[Stored entries]
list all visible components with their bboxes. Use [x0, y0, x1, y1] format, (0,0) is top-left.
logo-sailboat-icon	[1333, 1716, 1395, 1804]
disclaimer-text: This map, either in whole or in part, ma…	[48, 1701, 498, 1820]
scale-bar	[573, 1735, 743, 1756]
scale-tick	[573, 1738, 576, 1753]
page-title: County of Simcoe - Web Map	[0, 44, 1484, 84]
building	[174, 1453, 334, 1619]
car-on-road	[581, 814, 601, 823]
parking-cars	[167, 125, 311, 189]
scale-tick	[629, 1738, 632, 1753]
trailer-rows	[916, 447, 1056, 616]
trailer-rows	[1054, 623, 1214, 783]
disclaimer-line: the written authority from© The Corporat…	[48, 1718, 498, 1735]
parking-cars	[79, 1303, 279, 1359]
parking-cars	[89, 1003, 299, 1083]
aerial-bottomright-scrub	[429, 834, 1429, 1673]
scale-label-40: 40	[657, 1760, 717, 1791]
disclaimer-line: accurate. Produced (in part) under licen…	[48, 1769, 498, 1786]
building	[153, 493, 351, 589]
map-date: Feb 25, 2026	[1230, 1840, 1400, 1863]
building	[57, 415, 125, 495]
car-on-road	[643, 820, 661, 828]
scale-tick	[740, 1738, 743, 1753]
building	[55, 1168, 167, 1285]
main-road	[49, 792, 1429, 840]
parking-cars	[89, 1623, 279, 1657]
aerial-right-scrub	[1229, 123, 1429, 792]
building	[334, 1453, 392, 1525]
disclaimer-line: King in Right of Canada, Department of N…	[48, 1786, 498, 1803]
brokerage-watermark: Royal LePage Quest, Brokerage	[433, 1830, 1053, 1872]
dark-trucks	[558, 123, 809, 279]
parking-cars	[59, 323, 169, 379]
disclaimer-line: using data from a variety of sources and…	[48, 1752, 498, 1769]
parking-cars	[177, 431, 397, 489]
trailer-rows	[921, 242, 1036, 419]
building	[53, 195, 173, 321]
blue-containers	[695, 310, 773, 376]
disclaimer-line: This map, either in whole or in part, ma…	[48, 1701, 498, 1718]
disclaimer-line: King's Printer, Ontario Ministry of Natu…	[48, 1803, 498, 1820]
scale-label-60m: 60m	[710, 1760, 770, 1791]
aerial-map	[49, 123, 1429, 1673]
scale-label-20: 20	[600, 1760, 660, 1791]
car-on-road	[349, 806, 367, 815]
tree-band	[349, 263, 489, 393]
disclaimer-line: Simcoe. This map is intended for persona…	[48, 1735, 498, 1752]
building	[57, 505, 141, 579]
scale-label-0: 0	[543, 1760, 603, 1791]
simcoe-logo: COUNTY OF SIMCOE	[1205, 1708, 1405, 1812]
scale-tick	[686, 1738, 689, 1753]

Task prompt> Rewrite every line of the data above as a numbered list, and leave out any blank lines.

Solution for this problem>
1. list all visible components with their bboxes. Use [x0, y0, x1, y1] format, (0,0) is top-left.
2. logo-sailboat-icon	[1333, 1716, 1395, 1804]
3. disclaimer-text: This map, either in whole or in part, ma…	[48, 1701, 498, 1820]
4. scale-bar	[573, 1735, 743, 1756]
5. scale-tick	[573, 1738, 576, 1753]
6. page-title: County of Simcoe - Web Map	[0, 44, 1484, 84]
7. building	[174, 1453, 334, 1619]
8. car-on-road	[581, 814, 601, 823]
9. parking-cars	[167, 125, 311, 189]
10. scale-tick	[629, 1738, 632, 1753]
11. trailer-rows	[916, 447, 1056, 616]
12. trailer-rows	[1054, 623, 1214, 783]
13. disclaimer-line: the written authority from© The Corporat…	[48, 1718, 498, 1735]
14. parking-cars	[79, 1303, 279, 1359]
15. parking-cars	[89, 1003, 299, 1083]
16. aerial-bottomright-scrub	[429, 834, 1429, 1673]
17. scale-label-40: 40	[657, 1760, 717, 1791]
18. disclaimer-line: accurate. Produced (in part) under licen…	[48, 1769, 498, 1786]
19. building	[153, 493, 351, 589]
20. map-date: Feb 25, 2026	[1230, 1840, 1400, 1863]
21. building	[57, 415, 125, 495]
22. car-on-road	[643, 820, 661, 828]
23. scale-tick	[740, 1738, 743, 1753]
24. building	[55, 1168, 167, 1285]
25. main-road	[49, 792, 1429, 840]
26. parking-cars	[89, 1623, 279, 1657]
27. aerial-right-scrub	[1229, 123, 1429, 792]
28. building	[334, 1453, 392, 1525]
29. disclaimer-line: King in Right of Canada, Department of N…	[48, 1786, 498, 1803]
30. brokerage-watermark: Royal LePage Quest, Brokerage	[433, 1830, 1053, 1872]
31. dark-trucks	[558, 123, 809, 279]
32. parking-cars	[59, 323, 169, 379]
33. disclaimer-line: using data from a variety of sources and…	[48, 1752, 498, 1769]
34. parking-cars	[177, 431, 397, 489]
35. trailer-rows	[921, 242, 1036, 419]
36. building	[53, 195, 173, 321]
37. blue-containers	[695, 310, 773, 376]
38. disclaimer-line: This map, either in whole or in part, ma…	[48, 1701, 498, 1718]
39. disclaimer-line: King's Printer, Ontario Ministry of Natu…	[48, 1803, 498, 1820]
40. scale-label-60m: 60m	[710, 1760, 770, 1791]
41. aerial-map	[49, 123, 1429, 1673]
42. scale-label-20: 20	[600, 1760, 660, 1791]
43. car-on-road	[349, 806, 367, 815]
44. tree-band	[349, 263, 489, 393]
45. disclaimer-line: Simcoe. This map is intended for persona…	[48, 1735, 498, 1752]
46. building	[57, 505, 141, 579]
47. scale-label-0: 0	[543, 1760, 603, 1791]
48. simcoe-logo: COUNTY OF SIMCOE	[1205, 1708, 1405, 1812]
49. scale-tick	[686, 1738, 689, 1753]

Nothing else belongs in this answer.